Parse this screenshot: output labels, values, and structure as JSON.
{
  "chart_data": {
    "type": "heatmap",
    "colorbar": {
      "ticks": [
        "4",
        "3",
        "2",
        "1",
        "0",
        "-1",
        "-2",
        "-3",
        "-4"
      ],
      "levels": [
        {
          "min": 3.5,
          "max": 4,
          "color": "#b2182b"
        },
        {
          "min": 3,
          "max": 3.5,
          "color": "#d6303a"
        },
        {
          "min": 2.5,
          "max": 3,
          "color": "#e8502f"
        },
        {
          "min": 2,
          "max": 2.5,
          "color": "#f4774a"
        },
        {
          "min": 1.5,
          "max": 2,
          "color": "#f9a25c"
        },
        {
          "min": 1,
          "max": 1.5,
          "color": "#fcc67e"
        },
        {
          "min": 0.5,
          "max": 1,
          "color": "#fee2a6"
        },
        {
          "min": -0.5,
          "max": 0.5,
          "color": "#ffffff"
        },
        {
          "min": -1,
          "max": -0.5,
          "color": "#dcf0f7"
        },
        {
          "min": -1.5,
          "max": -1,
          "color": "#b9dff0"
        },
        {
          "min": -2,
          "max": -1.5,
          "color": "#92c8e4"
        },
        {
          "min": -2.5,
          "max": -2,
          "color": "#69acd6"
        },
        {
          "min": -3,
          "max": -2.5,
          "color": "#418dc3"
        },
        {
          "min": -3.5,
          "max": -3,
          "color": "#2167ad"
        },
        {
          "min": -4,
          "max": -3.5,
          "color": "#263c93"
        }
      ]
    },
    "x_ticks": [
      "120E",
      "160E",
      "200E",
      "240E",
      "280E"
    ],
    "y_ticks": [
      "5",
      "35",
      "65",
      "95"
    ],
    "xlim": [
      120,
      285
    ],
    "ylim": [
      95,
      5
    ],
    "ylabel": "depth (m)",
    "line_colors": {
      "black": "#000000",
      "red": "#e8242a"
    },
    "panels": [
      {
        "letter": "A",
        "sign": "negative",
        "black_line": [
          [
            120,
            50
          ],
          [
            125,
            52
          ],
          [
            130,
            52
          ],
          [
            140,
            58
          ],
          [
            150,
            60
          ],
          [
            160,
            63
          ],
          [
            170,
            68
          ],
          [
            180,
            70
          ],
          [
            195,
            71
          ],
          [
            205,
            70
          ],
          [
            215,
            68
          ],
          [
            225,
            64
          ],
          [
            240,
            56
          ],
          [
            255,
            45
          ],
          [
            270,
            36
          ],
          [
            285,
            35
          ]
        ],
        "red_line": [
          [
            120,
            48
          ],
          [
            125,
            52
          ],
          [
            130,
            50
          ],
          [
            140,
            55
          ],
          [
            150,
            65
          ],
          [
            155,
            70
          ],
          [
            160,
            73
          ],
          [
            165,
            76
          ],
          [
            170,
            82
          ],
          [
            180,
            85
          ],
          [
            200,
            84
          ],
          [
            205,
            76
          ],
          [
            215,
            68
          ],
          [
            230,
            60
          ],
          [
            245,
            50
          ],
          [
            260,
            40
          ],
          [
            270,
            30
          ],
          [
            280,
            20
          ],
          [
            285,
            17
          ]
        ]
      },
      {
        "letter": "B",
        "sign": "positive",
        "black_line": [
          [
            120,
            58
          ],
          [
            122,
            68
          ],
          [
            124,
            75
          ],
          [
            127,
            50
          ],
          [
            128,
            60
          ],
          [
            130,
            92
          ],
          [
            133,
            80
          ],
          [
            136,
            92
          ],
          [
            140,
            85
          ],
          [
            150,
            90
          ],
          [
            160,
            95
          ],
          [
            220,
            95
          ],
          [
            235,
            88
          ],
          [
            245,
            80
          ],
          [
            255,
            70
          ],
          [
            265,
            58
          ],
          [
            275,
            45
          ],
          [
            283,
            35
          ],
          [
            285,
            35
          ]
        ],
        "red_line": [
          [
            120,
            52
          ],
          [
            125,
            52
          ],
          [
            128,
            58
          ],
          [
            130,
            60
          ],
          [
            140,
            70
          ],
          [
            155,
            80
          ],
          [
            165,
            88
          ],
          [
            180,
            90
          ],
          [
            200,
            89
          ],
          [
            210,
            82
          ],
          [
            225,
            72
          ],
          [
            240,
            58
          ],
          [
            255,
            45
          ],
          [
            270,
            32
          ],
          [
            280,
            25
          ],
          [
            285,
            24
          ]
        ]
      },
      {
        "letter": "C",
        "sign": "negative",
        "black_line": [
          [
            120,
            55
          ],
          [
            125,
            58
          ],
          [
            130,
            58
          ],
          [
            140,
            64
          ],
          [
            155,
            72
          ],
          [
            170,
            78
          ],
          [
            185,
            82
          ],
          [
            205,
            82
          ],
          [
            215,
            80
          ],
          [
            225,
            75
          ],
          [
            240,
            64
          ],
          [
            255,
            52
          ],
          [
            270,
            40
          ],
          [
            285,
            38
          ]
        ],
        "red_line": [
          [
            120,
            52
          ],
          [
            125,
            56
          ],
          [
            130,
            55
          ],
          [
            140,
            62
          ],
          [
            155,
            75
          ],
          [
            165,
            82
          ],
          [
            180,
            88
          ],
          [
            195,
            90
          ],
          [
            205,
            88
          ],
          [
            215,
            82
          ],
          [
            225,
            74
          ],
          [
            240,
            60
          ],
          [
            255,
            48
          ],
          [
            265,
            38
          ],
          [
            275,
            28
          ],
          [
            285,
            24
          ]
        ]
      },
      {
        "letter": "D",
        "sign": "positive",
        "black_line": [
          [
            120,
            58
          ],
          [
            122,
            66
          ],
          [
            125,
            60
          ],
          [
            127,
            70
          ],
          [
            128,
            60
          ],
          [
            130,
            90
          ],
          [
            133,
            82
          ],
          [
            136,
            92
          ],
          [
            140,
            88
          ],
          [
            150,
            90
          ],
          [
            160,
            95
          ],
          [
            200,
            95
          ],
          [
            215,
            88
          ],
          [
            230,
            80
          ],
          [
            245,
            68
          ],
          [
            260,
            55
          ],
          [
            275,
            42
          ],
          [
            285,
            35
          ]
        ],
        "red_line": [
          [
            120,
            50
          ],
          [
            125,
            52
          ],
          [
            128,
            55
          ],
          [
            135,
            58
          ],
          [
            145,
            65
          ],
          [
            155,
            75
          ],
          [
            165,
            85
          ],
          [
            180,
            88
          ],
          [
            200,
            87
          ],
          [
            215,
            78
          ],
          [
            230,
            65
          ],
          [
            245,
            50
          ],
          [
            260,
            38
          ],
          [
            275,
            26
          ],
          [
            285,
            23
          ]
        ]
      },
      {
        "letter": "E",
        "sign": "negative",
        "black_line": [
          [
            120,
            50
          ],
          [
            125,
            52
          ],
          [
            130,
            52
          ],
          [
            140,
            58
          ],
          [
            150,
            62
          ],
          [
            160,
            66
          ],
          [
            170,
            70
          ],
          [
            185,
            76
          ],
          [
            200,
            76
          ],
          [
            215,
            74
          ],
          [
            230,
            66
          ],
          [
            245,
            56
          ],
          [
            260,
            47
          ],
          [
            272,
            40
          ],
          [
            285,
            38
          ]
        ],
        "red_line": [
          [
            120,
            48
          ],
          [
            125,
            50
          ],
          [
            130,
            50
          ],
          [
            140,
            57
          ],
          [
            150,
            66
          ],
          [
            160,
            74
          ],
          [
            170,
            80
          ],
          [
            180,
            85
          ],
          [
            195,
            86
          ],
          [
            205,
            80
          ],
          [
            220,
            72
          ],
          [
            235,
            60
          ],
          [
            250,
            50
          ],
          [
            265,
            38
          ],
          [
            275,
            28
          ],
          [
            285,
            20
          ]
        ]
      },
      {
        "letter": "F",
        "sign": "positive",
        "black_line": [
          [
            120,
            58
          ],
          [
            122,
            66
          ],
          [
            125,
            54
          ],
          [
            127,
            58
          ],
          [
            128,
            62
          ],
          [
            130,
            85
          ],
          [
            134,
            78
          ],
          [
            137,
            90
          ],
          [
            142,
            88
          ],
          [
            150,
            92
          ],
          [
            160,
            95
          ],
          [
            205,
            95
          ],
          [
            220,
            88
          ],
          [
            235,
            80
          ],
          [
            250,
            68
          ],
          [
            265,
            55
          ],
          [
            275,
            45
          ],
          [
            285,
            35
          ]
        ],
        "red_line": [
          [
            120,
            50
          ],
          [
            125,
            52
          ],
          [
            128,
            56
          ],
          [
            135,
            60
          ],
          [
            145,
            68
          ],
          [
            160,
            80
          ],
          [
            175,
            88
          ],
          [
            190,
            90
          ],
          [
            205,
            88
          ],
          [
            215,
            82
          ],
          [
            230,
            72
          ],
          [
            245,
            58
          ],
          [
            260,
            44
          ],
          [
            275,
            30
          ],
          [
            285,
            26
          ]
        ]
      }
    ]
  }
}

• WORK INSTRUCTIONS
Find the word "letter" in the entries, and copy every line it shows up in.

• FULL SOLUTION
        "letter": "A",
        "letter": "B",
        "letter": "C",
        "letter": "D",
        "letter": "E",
        "letter": "F",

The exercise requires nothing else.